__YOUR INSTRUCTIONS__: Each record below should be returned word for word, with no pictures included.

__RECORDS FOR THE TASK__:
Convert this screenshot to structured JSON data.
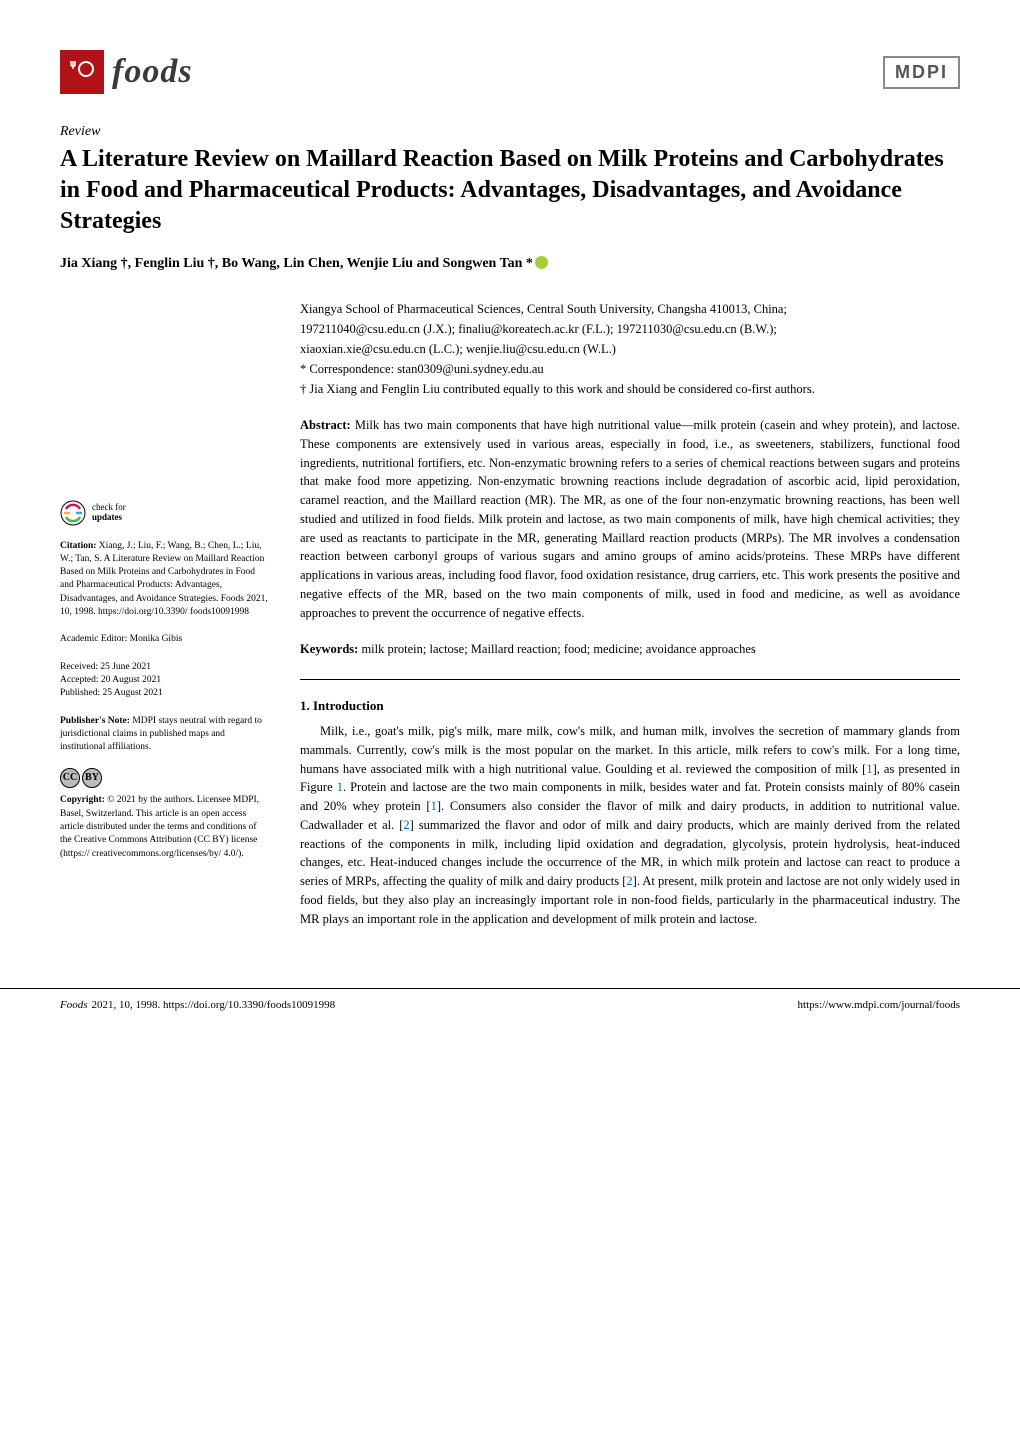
{
  "journal": {
    "name": "foods",
    "logo_bg": "#b01217",
    "logo_icon": "🍴"
  },
  "publisher_logo": "MDPI",
  "article_type": "Review",
  "title": "A Literature Review on Maillard Reaction Based on Milk Proteins and Carbohydrates in Food and Pharmaceutical Products: Advantages, Disadvantages, and Avoidance Strategies",
  "authors": "Jia Xiang †, Fenglin Liu †, Bo Wang, Lin Chen, Wenjie Liu and Songwen Tan *",
  "affiliation": {
    "institution": "Xiangya School of Pharmaceutical Sciences, Central South University, Changsha 410013, China;",
    "emails": "197211040@csu.edu.cn (J.X.); finaliu@koreatech.ac.kr (F.L.); 197211030@csu.edu.cn (B.W.);",
    "emails2": "xiaoxian.xie@csu.edu.cn (L.C.); wenjie.liu@csu.edu.cn (W.L.)",
    "correspondence": "* Correspondence: stan0309@uni.sydney.edu.au",
    "contrib": "† Jia Xiang and Fenglin Liu contributed equally to this work and should be considered co-first authors."
  },
  "abstract": {
    "label": "Abstract:",
    "text": "Milk has two main components that have high nutritional value—milk protein (casein and whey protein), and lactose. These components are extensively used in various areas, especially in food, i.e., as sweeteners, stabilizers, functional food ingredients, nutritional fortifiers, etc. Non-enzymatic browning refers to a series of chemical reactions between sugars and proteins that make food more appetizing. Non-enzymatic browning reactions include degradation of ascorbic acid, lipid peroxidation, caramel reaction, and the Maillard reaction (MR). The MR, as one of the four non-enzymatic browning reactions, has been well studied and utilized in food fields. Milk protein and lactose, as two main components of milk, have high chemical activities; they are used as reactants to participate in the MR, generating Maillard reaction products (MRPs). The MR involves a condensation reaction between carbonyl groups of various sugars and amino groups of amino acids/proteins. These MRPs have different applications in various areas, including food flavor, food oxidation resistance, drug carriers, etc. This work presents the positive and negative effects of the MR, based on the two main components of milk, used in food and medicine, as well as avoidance approaches to prevent the occurrence of negative effects."
  },
  "keywords": {
    "label": "Keywords:",
    "text": "milk protein; lactose; Maillard reaction; food; medicine; avoidance approaches"
  },
  "section1": {
    "heading": "1. Introduction",
    "body": "Milk, i.e., goat's milk, pig's milk, mare milk, cow's milk, and human milk, involves the secretion of mammary glands from mammals. Currently, cow's milk is the most popular on the market. In this article, milk refers to cow's milk. For a long time, humans have associated milk with a high nutritional value. Goulding et al. reviewed the composition of milk [1], as presented in Figure 1. Protein and lactose are the two main components in milk, besides water and fat. Protein consists mainly of 80% casein and 20% whey protein [1]. Consumers also consider the flavor of milk and dairy products, in addition to nutritional value. Cadwallader et al. [2] summarized the flavor and odor of milk and dairy products, which are mainly derived from the related reactions of the components in milk, including lipid oxidation and degradation, glycolysis, protein hydrolysis, heat-induced changes, etc. Heat-induced changes include the occurrence of the MR, in which milk protein and lactose can react to produce a series of MRPs, affecting the quality of milk and dairy products [2]. At present, milk protein and lactose are not only widely used in food fields, but they also play an increasingly important role in non-food fields, particularly in the pharmaceutical industry. The MR plays an important role in the application and development of milk protein and lactose."
  },
  "sidebar": {
    "check_updates_line1": "check for",
    "check_updates_line2": "updates",
    "citation_label": "Citation:",
    "citation": "Xiang, J.; Liu, F.; Wang, B.; Chen, L.; Liu, W.; Tan, S. A Literature Review on Maillard Reaction Based on Milk Proteins and Carbohydrates in Food and Pharmaceutical Products: Advantages, Disadvantages, and Avoidance Strategies. Foods 2021, 10, 1998. https://doi.org/10.3390/ foods10091998",
    "editor_label": "Academic Editor:",
    "editor": "Monika Gibis",
    "received_label": "Received:",
    "received": "25 June 2021",
    "accepted_label": "Accepted:",
    "accepted": "20 August 2021",
    "published_label": "Published:",
    "published": "25 August 2021",
    "publisher_note_label": "Publisher's Note:",
    "publisher_note": "MDPI stays neutral with regard to jurisdictional claims in published maps and institutional affiliations.",
    "copyright_label": "Copyright:",
    "copyright": "© 2021 by the authors. Licensee MDPI, Basel, Switzerland. This article is an open access article distributed under the terms and conditions of the Creative Commons Attribution (CC BY) license (https:// creativecommons.org/licenses/by/ 4.0/)."
  },
  "footer": {
    "left_italic": "Foods",
    "left_rest": "2021, 10, 1998. https://doi.org/10.3390/foods10091998",
    "right": "https://www.mdpi.com/journal/foods"
  },
  "colors": {
    "logo_bg": "#b01217",
    "ref_link": "#0066cc",
    "orcid": "#a6ce39",
    "text": "#000000",
    "background": "#ffffff"
  },
  "typography": {
    "body_font": "Palatino Linotype",
    "title_size_pt": 18,
    "body_size_pt": 9.5,
    "sidebar_size_pt": 7
  }
}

__SOLVED EXERCISE__:
Convert this screenshot to structured JSON data.
{
  "journal": {
    "name": "foods",
    "logo_bg": "#b01217",
    "logo_icon": "🍴"
  },
  "publisher_logo": "MDPI",
  "article_type": "Review",
  "title": "A Literature Review on Maillard Reaction Based on Milk Proteins and Carbohydrates in Food and Pharmaceutical Products: Advantages, Disadvantages, and Avoidance Strategies",
  "authors": "Jia Xiang †, Fenglin Liu †, Bo Wang, Lin Chen, Wenjie Liu and Songwen Tan *",
  "affiliation": {
    "institution": "Xiangya School of Pharmaceutical Sciences, Central South University, Changsha 410013, China;",
    "emails": "197211040@csu.edu.cn (J.X.); finaliu@koreatech.ac.kr (F.L.); 197211030@csu.edu.cn (B.W.);",
    "emails2": "xiaoxian.xie@csu.edu.cn (L.C.); wenjie.liu@csu.edu.cn (W.L.)",
    "correspondence": "* Correspondence: stan0309@uni.sydney.edu.au",
    "contrib": "† Jia Xiang and Fenglin Liu contributed equally to this work and should be considered co-first authors."
  },
  "abstract": {
    "label": "Abstract:",
    "text": "Milk has two main components that have high nutritional value—milk protein (casein and whey protein), and lactose. These components are extensively used in various areas, especially in food, i.e., as sweeteners, stabilizers, functional food ingredients, nutritional fortifiers, etc. Non-enzymatic browning refers to a series of chemical reactions between sugars and proteins that make food more appetizing. Non-enzymatic browning reactions include degradation of ascorbic acid, lipid peroxidation, caramel reaction, and the Maillard reaction (MR). The MR, as one of the four non-enzymatic browning reactions, has been well studied and utilized in food fields. Milk protein and lactose, as two main components of milk, have high chemical activities; they are used as reactants to participate in the MR, generating Maillard reaction products (MRPs). The MR involves a condensation reaction between carbonyl groups of various sugars and amino groups of amino acids/proteins. These MRPs have different applications in various areas, including food flavor, food oxidation resistance, drug carriers, etc. This work presents the positive and negative effects of the MR, based on the two main components of milk, used in food and medicine, as well as avoidance approaches to prevent the occurrence of negative effects."
  },
  "keywords": {
    "label": "Keywords:",
    "text": "milk protein; lactose; Maillard reaction; food; medicine; avoidance approaches"
  },
  "section1": {
    "heading": "1. Introduction",
    "body": "Milk, i.e., goat's milk, pig's milk, mare milk, cow's milk, and human milk, involves the secretion of mammary glands from mammals. Currently, cow's milk is the most popular on the market. In this article, milk refers to cow's milk. For a long time, humans have associated milk with a high nutritional value. Goulding et al. reviewed the composition of milk [1], as presented in Figure 1. Protein and lactose are the two main components in milk, besides water and fat. Protein consists mainly of 80% casein and 20% whey protein [1]. Consumers also consider the flavor of milk and dairy products, in addition to nutritional value. Cadwallader et al. [2] summarized the flavor and odor of milk and dairy products, which are mainly derived from the related reactions of the components in milk, including lipid oxidation and degradation, glycolysis, protein hydrolysis, heat-induced changes, etc. Heat-induced changes include the occurrence of the MR, in which milk protein and lactose can react to produce a series of MRPs, affecting the quality of milk and dairy products [2]. At present, milk protein and lactose are not only widely used in food fields, but they also play an increasingly important role in non-food fields, particularly in the pharmaceutical industry. The MR plays an important role in the application and development of milk protein and lactose."
  },
  "sidebar": {
    "check_updates_line1": "check for",
    "check_updates_line2": "updates",
    "citation_label": "Citation:",
    "citation": "Xiang, J.; Liu, F.; Wang, B.; Chen, L.; Liu, W.; Tan, S. A Literature Review on Maillard Reaction Based on Milk Proteins and Carbohydrates in Food and Pharmaceutical Products: Advantages, Disadvantages, and Avoidance Strategies. Foods 2021, 10, 1998. https://doi.org/10.3390/ foods10091998",
    "editor_label": "Academic Editor:",
    "editor": "Monika Gibis",
    "received_label": "Received:",
    "received": "25 June 2021",
    "accepted_label": "Accepted:",
    "accepted": "20 August 2021",
    "published_label": "Published:",
    "published": "25 August 2021",
    "publisher_note_label": "Publisher's Note:",
    "publisher_note": "MDPI stays neutral with regard to jurisdictional claims in published maps and institutional affiliations.",
    "copyright_label": "Copyright:",
    "copyright": "© 2021 by the authors. Licensee MDPI, Basel, Switzerland. This article is an open access article distributed under the terms and conditions of the Creative Commons Attribution (CC BY) license (https:// creativecommons.org/licenses/by/ 4.0/)."
  },
  "footer": {
    "left_italic": "Foods",
    "left_rest": "2021, 10, 1998. https://doi.org/10.3390/foods10091998",
    "right": "https://www.mdpi.com/journal/foods"
  },
  "colors": {
    "logo_bg": "#b01217",
    "ref_link": "#0066cc",
    "orcid": "#a6ce39",
    "text": "#000000",
    "background": "#ffffff"
  },
  "typography": {
    "body_font": "Palatino Linotype",
    "title_size_pt": 18,
    "body_size_pt": 9.5,
    "sidebar_size_pt": 7
  }
}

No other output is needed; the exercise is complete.